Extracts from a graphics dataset
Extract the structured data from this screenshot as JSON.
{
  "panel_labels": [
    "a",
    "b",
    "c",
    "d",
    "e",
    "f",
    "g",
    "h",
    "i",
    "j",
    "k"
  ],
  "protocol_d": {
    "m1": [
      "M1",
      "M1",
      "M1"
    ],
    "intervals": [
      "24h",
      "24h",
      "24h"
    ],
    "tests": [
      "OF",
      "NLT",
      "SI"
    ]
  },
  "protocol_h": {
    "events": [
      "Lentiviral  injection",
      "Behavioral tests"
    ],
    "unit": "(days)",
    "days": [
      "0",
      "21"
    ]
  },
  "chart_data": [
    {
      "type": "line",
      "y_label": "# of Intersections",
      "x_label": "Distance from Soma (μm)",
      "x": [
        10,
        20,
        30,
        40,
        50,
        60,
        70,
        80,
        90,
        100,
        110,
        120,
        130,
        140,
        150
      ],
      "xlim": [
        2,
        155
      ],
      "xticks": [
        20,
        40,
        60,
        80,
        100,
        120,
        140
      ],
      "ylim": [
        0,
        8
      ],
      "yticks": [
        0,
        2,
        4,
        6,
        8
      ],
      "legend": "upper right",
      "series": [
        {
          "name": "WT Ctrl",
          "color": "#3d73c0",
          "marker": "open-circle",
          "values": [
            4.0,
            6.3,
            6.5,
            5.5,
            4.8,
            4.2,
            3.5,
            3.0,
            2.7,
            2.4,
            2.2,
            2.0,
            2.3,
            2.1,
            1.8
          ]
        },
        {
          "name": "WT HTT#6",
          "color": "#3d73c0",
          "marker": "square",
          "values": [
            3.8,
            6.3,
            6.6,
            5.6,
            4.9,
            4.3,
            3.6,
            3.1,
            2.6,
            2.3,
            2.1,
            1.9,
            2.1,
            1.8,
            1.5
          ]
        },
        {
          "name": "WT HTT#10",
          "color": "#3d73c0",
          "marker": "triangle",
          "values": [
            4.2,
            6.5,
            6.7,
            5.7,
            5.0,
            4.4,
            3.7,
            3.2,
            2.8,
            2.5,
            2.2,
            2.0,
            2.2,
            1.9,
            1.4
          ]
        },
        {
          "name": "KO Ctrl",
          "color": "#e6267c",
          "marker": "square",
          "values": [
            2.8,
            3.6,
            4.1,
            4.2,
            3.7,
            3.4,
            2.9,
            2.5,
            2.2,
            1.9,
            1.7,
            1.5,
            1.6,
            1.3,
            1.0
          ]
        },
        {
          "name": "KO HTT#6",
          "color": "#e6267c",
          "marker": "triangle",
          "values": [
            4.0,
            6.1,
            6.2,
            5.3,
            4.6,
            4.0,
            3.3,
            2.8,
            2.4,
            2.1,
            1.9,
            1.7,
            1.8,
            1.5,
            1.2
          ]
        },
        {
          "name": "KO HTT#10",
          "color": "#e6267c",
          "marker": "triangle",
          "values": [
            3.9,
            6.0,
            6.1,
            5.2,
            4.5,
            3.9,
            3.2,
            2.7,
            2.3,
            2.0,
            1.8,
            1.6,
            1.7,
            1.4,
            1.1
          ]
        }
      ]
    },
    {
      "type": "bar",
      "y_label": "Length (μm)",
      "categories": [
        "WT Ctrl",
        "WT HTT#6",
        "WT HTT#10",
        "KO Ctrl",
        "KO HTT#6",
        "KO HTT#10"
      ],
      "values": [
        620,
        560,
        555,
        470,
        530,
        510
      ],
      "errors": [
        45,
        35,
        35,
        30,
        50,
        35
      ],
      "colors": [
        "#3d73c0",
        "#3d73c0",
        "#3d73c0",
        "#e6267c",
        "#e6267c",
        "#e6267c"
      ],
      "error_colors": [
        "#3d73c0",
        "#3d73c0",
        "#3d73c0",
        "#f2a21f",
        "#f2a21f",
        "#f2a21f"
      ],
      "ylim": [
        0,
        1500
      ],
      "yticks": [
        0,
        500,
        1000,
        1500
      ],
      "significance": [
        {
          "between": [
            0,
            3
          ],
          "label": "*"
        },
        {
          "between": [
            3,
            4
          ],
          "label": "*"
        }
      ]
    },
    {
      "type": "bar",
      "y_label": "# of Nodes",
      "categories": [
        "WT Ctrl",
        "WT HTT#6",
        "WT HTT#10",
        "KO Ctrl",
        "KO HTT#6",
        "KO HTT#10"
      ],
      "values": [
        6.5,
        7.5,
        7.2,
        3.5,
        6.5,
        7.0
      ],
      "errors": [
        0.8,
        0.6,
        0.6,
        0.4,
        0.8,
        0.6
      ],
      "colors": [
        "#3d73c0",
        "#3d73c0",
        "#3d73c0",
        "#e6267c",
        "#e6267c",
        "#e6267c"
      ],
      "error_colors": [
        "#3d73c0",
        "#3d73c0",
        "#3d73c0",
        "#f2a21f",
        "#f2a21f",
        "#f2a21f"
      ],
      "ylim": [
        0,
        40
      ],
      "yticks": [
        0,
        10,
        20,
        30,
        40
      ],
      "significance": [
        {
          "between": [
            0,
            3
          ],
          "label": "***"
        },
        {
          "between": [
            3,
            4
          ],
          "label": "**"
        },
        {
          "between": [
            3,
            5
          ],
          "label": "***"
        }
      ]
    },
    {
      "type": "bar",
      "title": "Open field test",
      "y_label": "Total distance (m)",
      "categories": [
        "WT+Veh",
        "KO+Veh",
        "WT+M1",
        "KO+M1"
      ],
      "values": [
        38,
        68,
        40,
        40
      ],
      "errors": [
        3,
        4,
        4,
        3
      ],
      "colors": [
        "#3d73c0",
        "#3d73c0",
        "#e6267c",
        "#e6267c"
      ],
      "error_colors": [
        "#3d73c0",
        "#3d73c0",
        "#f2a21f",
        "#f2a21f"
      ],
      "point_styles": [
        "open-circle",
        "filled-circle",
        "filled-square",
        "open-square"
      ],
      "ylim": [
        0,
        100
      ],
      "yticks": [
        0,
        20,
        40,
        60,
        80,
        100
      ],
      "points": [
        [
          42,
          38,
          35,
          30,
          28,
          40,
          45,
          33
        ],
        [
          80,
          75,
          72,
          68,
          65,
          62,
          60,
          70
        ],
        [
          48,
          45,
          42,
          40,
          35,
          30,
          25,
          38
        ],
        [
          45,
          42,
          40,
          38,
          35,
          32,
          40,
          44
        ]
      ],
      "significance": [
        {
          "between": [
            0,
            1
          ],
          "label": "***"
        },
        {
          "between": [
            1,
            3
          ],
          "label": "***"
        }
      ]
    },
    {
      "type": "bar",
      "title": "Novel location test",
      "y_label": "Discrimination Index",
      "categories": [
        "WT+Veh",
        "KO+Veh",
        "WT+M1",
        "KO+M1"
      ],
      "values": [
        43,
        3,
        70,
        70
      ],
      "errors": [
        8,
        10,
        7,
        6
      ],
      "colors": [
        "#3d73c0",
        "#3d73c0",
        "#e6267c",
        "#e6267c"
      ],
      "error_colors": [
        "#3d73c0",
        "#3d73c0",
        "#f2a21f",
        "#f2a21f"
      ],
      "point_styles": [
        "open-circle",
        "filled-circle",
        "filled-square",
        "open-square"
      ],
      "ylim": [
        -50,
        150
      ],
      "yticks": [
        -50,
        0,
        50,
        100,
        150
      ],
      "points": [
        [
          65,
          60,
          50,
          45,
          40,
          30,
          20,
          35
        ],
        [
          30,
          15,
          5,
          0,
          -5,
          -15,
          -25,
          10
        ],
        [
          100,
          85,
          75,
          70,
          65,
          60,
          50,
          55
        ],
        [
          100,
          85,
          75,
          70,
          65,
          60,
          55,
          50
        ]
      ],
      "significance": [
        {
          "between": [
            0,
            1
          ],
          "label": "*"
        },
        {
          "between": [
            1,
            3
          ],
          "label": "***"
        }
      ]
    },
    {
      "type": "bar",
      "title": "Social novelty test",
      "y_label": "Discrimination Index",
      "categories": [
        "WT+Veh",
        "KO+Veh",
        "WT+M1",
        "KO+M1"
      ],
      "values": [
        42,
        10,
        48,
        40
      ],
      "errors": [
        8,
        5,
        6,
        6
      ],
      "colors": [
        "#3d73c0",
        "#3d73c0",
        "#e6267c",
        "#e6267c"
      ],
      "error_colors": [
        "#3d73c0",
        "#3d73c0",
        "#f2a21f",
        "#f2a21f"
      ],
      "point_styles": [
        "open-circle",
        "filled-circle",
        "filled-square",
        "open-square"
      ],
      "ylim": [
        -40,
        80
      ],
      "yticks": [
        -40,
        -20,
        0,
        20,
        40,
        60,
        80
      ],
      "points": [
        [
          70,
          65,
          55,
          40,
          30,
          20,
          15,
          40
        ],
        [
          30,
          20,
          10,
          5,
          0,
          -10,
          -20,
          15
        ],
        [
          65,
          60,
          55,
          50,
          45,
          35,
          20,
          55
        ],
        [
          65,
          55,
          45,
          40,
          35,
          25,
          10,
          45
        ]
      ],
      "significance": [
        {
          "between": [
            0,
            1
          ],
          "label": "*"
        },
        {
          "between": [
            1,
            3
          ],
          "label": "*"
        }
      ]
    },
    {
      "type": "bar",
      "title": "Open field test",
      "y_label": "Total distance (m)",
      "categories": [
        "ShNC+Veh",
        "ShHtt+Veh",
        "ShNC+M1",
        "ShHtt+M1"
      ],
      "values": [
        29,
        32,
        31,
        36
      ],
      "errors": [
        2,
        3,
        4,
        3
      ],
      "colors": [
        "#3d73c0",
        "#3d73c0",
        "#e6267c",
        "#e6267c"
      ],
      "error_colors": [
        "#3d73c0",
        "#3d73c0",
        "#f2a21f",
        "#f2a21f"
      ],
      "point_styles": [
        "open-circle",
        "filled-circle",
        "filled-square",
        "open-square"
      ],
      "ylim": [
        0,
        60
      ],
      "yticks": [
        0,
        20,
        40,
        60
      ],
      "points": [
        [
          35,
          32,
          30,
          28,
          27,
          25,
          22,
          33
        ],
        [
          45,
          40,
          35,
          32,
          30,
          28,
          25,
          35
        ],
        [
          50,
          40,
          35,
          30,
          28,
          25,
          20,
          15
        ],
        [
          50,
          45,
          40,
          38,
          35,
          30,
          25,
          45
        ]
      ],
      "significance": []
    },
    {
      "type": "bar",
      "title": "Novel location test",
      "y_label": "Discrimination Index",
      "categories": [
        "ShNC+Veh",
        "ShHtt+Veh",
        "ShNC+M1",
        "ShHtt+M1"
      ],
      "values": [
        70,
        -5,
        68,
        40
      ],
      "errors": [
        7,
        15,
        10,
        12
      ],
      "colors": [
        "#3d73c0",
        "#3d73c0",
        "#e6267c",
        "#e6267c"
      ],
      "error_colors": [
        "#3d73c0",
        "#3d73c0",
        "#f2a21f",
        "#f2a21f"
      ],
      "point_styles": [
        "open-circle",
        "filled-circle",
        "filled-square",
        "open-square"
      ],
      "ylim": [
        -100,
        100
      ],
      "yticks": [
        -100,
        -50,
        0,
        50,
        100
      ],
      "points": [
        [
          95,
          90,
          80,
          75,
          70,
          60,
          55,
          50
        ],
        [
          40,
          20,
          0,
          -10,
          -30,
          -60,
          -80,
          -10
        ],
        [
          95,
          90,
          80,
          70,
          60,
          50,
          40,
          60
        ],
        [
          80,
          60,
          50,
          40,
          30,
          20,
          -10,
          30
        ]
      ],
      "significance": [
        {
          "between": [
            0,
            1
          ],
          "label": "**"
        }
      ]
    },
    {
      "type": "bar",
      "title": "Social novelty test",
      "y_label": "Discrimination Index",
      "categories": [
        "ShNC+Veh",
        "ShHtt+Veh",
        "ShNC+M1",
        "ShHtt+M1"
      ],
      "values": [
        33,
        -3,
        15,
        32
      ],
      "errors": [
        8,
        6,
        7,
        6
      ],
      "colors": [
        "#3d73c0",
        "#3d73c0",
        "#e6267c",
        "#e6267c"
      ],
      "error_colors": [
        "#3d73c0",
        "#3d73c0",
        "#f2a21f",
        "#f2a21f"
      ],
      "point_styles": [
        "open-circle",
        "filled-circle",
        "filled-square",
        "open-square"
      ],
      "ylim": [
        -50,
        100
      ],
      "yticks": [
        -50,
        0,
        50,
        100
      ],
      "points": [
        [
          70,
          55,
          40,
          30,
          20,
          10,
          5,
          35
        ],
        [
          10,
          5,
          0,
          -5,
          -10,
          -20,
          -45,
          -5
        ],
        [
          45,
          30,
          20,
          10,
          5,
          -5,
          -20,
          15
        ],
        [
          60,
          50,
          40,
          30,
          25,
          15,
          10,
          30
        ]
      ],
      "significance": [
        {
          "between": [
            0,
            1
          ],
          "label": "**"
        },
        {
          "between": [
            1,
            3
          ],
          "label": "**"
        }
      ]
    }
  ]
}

### TASK REQUIREMENTS:
All lines in the entries above that hold the word "name" need to be copied.

### TASK ANSWER:
          "name": "WT Ctrl",
          "name": "WT HTT#6",
          "name": "WT HTT#10",
          "name": "KO Ctrl",
          "name": "KO HTT#6",
          "name": "KO HTT#10",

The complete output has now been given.